• [DIRECTION]: List all lines of the data that include the string "Заявителя".

###

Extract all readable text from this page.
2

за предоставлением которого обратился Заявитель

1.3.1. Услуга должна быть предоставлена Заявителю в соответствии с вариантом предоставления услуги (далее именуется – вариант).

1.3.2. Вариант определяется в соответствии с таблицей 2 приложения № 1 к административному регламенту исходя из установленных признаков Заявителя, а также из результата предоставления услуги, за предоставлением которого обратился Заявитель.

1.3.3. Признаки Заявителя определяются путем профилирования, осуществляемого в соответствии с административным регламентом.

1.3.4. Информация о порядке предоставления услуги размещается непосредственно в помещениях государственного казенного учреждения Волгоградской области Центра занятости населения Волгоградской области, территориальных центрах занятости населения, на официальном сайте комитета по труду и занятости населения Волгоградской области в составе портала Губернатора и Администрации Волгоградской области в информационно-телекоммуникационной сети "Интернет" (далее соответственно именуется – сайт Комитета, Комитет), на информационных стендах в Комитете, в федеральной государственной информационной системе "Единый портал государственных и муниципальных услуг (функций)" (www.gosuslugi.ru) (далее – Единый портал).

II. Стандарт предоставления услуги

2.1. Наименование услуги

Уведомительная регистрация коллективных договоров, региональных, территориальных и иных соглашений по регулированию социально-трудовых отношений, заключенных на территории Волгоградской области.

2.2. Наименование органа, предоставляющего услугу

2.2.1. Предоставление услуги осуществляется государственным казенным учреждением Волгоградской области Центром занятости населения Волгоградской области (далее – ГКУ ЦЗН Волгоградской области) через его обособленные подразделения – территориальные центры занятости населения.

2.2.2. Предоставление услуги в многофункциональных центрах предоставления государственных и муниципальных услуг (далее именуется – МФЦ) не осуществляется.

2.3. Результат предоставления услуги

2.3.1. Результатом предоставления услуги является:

###

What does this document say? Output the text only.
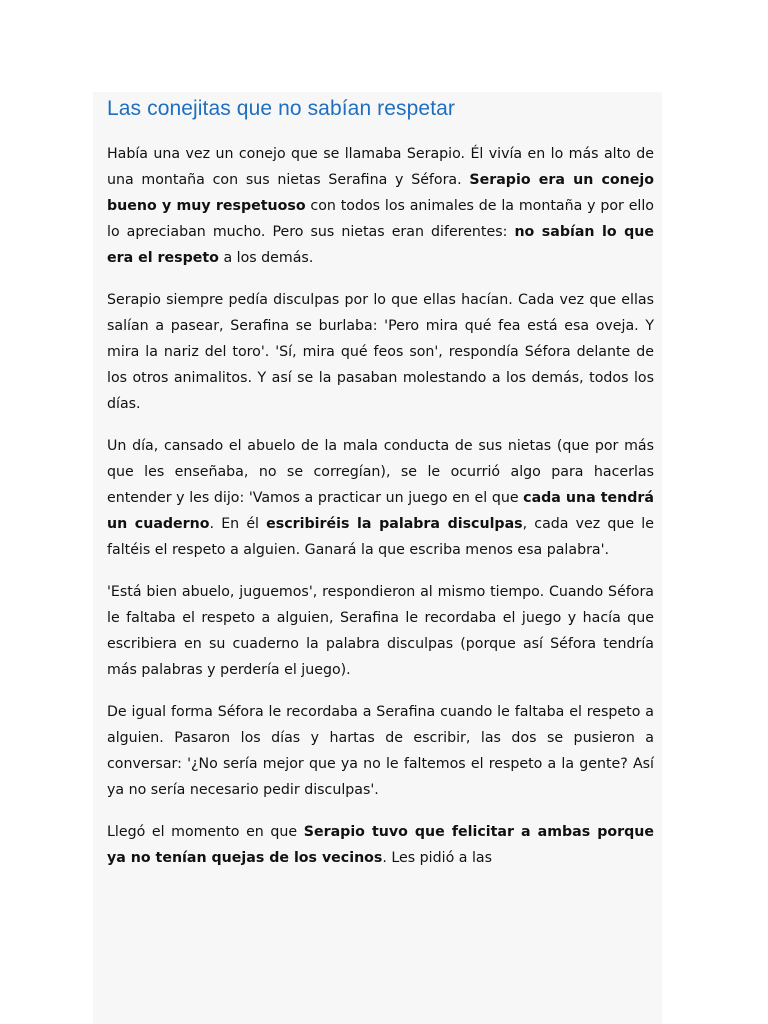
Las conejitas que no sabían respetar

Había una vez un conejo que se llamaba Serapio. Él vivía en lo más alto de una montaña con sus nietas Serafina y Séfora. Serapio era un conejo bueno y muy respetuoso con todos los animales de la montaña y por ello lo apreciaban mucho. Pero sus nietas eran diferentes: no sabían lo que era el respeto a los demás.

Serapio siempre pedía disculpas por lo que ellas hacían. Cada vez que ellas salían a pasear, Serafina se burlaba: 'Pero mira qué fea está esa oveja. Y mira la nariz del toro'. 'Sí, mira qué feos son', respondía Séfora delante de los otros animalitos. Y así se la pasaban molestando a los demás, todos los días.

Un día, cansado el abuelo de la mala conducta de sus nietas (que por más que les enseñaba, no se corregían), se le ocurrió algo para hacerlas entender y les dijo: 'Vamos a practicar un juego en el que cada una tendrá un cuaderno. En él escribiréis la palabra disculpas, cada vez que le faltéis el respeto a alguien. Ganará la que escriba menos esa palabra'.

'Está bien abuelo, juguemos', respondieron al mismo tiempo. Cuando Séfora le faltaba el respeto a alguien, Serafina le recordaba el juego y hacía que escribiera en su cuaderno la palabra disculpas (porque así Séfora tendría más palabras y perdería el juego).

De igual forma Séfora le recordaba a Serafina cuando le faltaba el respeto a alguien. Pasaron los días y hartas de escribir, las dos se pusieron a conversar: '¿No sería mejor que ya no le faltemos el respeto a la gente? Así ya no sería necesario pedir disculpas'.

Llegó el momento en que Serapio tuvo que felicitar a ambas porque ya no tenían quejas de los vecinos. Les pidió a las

###

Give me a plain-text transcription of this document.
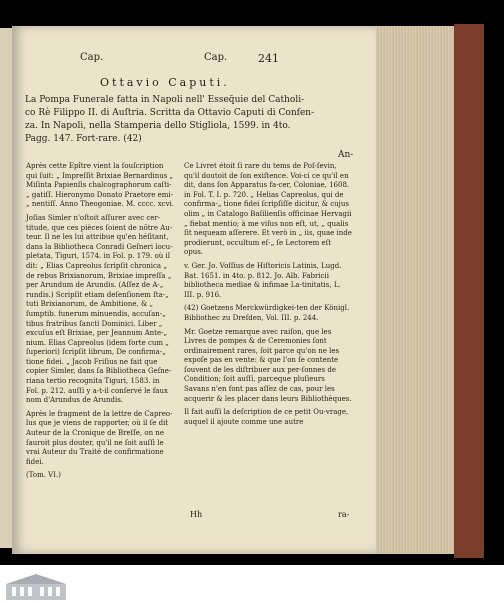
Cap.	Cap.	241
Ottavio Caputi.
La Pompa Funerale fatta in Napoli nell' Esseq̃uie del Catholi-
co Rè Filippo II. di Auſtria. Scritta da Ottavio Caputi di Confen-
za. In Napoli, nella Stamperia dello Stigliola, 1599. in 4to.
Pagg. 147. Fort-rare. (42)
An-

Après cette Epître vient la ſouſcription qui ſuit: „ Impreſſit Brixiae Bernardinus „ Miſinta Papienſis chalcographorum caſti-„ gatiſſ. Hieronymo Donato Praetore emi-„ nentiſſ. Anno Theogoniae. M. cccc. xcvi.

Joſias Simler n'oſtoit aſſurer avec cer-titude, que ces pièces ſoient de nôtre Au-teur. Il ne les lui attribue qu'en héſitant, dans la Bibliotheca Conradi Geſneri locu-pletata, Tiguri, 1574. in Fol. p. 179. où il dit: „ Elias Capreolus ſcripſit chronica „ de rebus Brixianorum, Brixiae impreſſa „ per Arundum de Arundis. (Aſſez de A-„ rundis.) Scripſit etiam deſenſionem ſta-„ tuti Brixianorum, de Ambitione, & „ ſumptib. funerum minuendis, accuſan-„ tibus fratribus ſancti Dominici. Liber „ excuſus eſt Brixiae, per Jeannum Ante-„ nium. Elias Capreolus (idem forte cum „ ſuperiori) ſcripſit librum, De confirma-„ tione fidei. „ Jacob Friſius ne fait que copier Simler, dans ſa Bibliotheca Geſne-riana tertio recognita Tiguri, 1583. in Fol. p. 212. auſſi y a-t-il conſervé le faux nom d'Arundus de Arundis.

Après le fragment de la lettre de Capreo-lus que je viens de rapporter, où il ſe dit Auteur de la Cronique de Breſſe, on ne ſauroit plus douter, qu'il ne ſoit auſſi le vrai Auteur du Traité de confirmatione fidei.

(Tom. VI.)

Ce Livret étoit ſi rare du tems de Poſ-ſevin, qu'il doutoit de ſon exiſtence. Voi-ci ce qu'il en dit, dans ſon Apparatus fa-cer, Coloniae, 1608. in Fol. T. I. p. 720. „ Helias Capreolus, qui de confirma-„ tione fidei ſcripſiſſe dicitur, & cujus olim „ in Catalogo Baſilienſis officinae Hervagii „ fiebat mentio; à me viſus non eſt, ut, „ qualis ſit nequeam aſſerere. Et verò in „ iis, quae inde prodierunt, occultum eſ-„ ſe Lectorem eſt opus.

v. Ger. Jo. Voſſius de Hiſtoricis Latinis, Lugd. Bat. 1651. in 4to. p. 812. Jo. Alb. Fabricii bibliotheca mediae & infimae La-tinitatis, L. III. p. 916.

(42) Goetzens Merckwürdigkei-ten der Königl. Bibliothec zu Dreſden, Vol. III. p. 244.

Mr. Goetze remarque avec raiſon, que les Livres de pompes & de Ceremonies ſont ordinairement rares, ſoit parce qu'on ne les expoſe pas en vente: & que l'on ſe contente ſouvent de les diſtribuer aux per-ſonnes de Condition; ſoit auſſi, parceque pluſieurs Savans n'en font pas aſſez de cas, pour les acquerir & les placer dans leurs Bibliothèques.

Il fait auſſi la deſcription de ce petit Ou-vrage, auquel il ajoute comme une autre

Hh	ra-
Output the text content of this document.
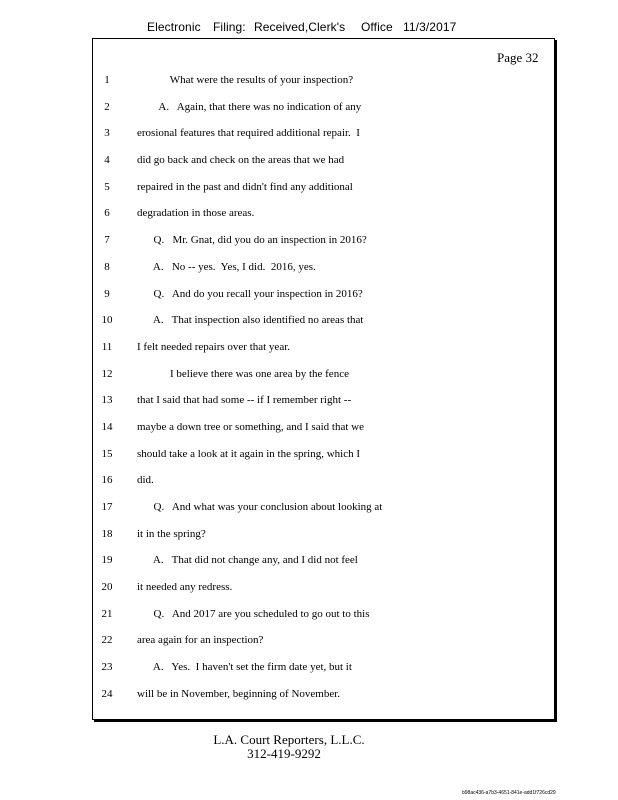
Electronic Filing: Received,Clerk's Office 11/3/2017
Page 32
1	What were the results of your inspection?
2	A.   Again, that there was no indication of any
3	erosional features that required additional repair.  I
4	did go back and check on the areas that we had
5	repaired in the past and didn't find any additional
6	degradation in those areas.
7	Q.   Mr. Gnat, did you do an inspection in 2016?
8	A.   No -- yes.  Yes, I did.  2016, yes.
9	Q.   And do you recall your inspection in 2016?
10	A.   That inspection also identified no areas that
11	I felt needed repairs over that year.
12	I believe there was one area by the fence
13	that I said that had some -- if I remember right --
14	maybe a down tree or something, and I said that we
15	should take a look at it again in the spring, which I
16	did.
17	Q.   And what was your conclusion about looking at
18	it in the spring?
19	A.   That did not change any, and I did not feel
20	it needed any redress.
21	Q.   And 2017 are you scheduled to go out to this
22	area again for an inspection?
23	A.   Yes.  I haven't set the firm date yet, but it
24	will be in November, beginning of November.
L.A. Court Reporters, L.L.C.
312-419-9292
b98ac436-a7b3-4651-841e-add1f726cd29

###

• [ANSWER]:
1.3.2. Вариант определяется в соответствии с таблицей 2 приложения № 1 к административному регламенту исходя из установленных признаков Заявителя, а также из результата предоставления услуги, за предоставлением которого обратился Заявитель.
1.3.3. Признаки Заявителя определяются путем профилирования, осуществляемого в соответствии с административным регламентом.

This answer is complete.